= Supplied information =

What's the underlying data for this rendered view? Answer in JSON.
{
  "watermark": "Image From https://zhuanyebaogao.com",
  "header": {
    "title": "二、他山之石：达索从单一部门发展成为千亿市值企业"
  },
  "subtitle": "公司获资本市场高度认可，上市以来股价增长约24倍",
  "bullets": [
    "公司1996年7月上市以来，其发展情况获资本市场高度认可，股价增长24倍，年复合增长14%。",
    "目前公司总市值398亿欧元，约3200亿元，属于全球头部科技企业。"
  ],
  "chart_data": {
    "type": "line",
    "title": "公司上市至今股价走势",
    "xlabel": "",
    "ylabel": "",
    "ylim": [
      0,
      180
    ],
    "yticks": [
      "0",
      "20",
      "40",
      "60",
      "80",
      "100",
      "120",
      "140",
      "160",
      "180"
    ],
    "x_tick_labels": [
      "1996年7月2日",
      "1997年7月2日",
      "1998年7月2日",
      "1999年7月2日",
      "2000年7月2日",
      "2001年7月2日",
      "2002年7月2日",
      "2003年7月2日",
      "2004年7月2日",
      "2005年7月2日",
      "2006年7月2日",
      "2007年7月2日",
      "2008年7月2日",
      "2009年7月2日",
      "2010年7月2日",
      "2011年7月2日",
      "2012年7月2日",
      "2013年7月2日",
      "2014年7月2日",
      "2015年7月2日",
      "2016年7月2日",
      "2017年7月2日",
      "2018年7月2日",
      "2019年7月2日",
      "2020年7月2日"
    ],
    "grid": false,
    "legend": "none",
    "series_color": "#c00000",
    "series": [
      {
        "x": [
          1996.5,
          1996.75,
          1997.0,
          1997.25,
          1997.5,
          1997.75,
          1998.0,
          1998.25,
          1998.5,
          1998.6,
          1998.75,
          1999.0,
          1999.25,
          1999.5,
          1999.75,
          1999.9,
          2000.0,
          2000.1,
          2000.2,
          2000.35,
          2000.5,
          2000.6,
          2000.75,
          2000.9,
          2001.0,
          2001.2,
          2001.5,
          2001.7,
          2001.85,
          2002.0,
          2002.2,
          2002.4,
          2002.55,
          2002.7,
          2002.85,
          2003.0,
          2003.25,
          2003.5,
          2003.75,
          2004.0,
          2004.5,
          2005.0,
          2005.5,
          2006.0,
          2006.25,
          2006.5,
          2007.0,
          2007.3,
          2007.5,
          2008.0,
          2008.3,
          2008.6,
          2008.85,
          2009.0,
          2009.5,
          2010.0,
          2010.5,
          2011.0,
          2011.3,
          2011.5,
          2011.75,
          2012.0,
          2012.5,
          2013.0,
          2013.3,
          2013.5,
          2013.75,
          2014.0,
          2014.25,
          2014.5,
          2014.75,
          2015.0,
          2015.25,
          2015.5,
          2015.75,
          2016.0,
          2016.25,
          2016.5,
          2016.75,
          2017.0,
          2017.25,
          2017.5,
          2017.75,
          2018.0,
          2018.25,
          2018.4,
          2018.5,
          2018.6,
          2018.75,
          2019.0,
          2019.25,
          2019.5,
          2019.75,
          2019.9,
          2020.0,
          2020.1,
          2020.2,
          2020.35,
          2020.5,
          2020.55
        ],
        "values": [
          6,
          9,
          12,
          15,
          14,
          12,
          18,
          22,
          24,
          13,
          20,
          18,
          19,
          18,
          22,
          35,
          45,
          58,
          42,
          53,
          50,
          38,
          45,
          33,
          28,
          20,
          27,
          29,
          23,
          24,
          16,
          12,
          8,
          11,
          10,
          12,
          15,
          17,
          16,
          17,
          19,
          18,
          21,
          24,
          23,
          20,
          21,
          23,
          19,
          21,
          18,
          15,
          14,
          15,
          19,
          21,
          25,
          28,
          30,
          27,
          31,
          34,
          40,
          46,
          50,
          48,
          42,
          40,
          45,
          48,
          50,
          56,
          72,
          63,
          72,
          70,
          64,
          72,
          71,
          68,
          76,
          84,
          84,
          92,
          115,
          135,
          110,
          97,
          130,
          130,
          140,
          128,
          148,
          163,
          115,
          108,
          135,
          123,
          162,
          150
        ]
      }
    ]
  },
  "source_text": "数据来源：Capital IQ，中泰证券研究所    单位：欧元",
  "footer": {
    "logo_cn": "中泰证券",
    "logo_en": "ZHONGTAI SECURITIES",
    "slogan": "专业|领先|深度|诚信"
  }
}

= What the task asks =
Return all of the entries exactly as they were supplied.

= Answer for the task =
What's the underlying data for this rendered view? Answer in JSON.
{
  "watermark": "Image From https://zhuanyebaogao.com",
  "header": {
    "title": "二、他山之石：达索从单一部门发展成为千亿市值企业"
  },
  "subtitle": "公司获资本市场高度认可，上市以来股价增长约24倍",
  "bullets": [
    "公司1996年7月上市以来，其发展情况获资本市场高度认可，股价增长24倍，年复合增长14%。",
    "目前公司总市值398亿欧元，约3200亿元，属于全球头部科技企业。"
  ],
  "chart_data": {
    "type": "line",
    "title": "公司上市至今股价走势",
    "xlabel": "",
    "ylabel": "",
    "ylim": [
      0,
      180
    ],
    "yticks": [
      "0",
      "20",
      "40",
      "60",
      "80",
      "100",
      "120",
      "140",
      "160",
      "180"
    ],
    "x_tick_labels": [
      "1996年7月2日",
      "1997年7月2日",
      "1998年7月2日",
      "1999年7月2日",
      "2000年7月2日",
      "2001年7月2日",
      "2002年7月2日",
      "2003年7月2日",
      "2004年7月2日",
      "2005年7月2日",
      "2006年7月2日",
      "2007年7月2日",
      "2008年7月2日",
      "2009年7月2日",
      "2010年7月2日",
      "2011年7月2日",
      "2012年7月2日",
      "2013年7月2日",
      "2014年7月2日",
      "2015年7月2日",
      "2016年7月2日",
      "2017年7月2日",
      "2018年7月2日",
      "2019年7月2日",
      "2020年7月2日"
    ],
    "grid": false,
    "legend": "none",
    "series_color": "#c00000",
    "series": [
      {
        "x": [
          1996.5,
          1996.75,
          1997.0,
          1997.25,
          1997.5,
          1997.75,
          1998.0,
          1998.25,
          1998.5,
          1998.6,
          1998.75,
          1999.0,
          1999.25,
          1999.5,
          1999.75,
          1999.9,
          2000.0,
          2000.1,
          2000.2,
          2000.35,
          2000.5,
          2000.6,
          2000.75,
          2000.9,
          2001.0,
          2001.2,
          2001.5,
          2001.7,
          2001.85,
          2002.0,
          2002.2,
          2002.4,
          2002.55,
          2002.7,
          2002.85,
          2003.0,
          2003.25,
          2003.5,
          2003.75,
          2004.0,
          2004.5,
          2005.0,
          2005.5,
          2006.0,
          2006.25,
          2006.5,
          2007.0,
          2007.3,
          2007.5,
          2008.0,
          2008.3,
          2008.6,
          2008.85,
          2009.0,
          2009.5,
          2010.0,
          2010.5,
          2011.0,
          2011.3,
          2011.5,
          2011.75,
          2012.0,
          2012.5,
          2013.0,
          2013.3,
          2013.5,
          2013.75,
          2014.0,
          2014.25,
          2014.5,
          2014.75,
          2015.0,
          2015.25,
          2015.5,
          2015.75,
          2016.0,
          2016.25,
          2016.5,
          2016.75,
          2017.0,
          2017.25,
          2017.5,
          2017.75,
          2018.0,
          2018.25,
          2018.4,
          2018.5,
          2018.6,
          2018.75,
          2019.0,
          2019.25,
          2019.5,
          2019.75,
          2019.9,
          2020.0,
          2020.1,
          2020.2,
          2020.35,
          2020.5,
          2020.55
        ],
        "values": [
          6,
          9,
          12,
          15,
          14,
          12,
          18,
          22,
          24,
          13,
          20,
          18,
          19,
          18,
          22,
          35,
          45,
          58,
          42,
          53,
          50,
          38,
          45,
          33,
          28,
          20,
          27,
          29,
          23,
          24,
          16,
          12,
          8,
          11,
          10,
          12,
          15,
          17,
          16,
          17,
          19,
          18,
          21,
          24,
          23,
          20,
          21,
          23,
          19,
          21,
          18,
          15,
          14,
          15,
          19,
          21,
          25,
          28,
          30,
          27,
          31,
          34,
          40,
          46,
          50,
          48,
          42,
          40,
          45,
          48,
          50,
          56,
          72,
          63,
          72,
          70,
          64,
          72,
          71,
          68,
          76,
          84,
          84,
          92,
          115,
          135,
          110,
          97,
          130,
          130,
          140,
          128,
          148,
          163,
          115,
          108,
          135,
          123,
          162,
          150
        ]
      }
    ]
  },
  "source_text": "数据来源：Capital IQ，中泰证券研究所    单位：欧元",
  "footer": {
    "logo_cn": "中泰证券",
    "logo_en": "ZHONGTAI SECURITIES",
    "slogan": "专业|领先|深度|诚信"
  }
}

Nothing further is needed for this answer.